- Exercise requirements:
Copy each line exactly.

- Saved entries:
'''

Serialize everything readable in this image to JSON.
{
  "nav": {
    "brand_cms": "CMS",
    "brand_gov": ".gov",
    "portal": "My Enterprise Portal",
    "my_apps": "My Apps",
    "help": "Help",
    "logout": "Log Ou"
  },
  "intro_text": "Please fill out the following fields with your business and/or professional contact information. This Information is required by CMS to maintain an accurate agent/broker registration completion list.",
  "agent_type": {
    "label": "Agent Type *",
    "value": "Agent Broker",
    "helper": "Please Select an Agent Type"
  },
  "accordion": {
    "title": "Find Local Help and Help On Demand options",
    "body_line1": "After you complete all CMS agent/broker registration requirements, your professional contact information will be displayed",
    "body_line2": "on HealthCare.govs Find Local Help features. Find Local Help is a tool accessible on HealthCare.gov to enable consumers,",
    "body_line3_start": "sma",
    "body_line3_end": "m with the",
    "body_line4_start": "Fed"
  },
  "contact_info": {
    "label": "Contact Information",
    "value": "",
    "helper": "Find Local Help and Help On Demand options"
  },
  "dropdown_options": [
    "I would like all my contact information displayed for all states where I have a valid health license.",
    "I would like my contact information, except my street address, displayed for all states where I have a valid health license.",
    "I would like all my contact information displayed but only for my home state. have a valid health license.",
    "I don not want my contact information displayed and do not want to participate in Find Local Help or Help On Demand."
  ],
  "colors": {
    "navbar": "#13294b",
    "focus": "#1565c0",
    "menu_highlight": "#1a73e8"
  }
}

'''

- Written answer:
Serialize everything readable in this image to JSON.
{
  "nav": {
    "brand_cms": "CMS",
    "brand_gov": ".gov",
    "portal": "My Enterprise Portal",
    "my_apps": "My Apps",
    "help": "Help",
    "logout": "Log Ou"
  },
  "intro_text": "Please fill out the following fields with your business and/or professional contact information. This Information is required by CMS to maintain an accurate agent/broker registration completion list.",
  "agent_type": {
    "label": "Agent Type *",
    "value": "Agent Broker",
    "helper": "Please Select an Agent Type"
  },
  "accordion": {
    "title": "Find Local Help and Help On Demand options",
    "body_line1": "After you complete all CMS agent/broker registration requirements, your professional contact information will be displayed",
    "body_line2": "on HealthCare.govs Find Local Help features. Find Local Help is a tool accessible on HealthCare.gov to enable consumers,",
    "body_line3_start": "sma",
    "body_line3_end": "m with the",
    "body_line4_start": "Fed"
  },
  "contact_info": {
    "label": "Contact Information",
    "value": "",
    "helper": "Find Local Help and Help On Demand options"
  },
  "dropdown_options": [
    "I would like all my contact information displayed for all states where I have a valid health license.",
    "I would like my contact information, except my street address, displayed for all states where I have a valid health license.",
    "I would like all my contact information displayed but only for my home state. have a valid health license.",
    "I don not want my contact information displayed and do not want to participate in Find Local Help or Help On Demand."
  ],
  "colors": {
    "navbar": "#13294b",
    "focus": "#1565c0",
    "menu_highlight": "#1a73e8"
  }
}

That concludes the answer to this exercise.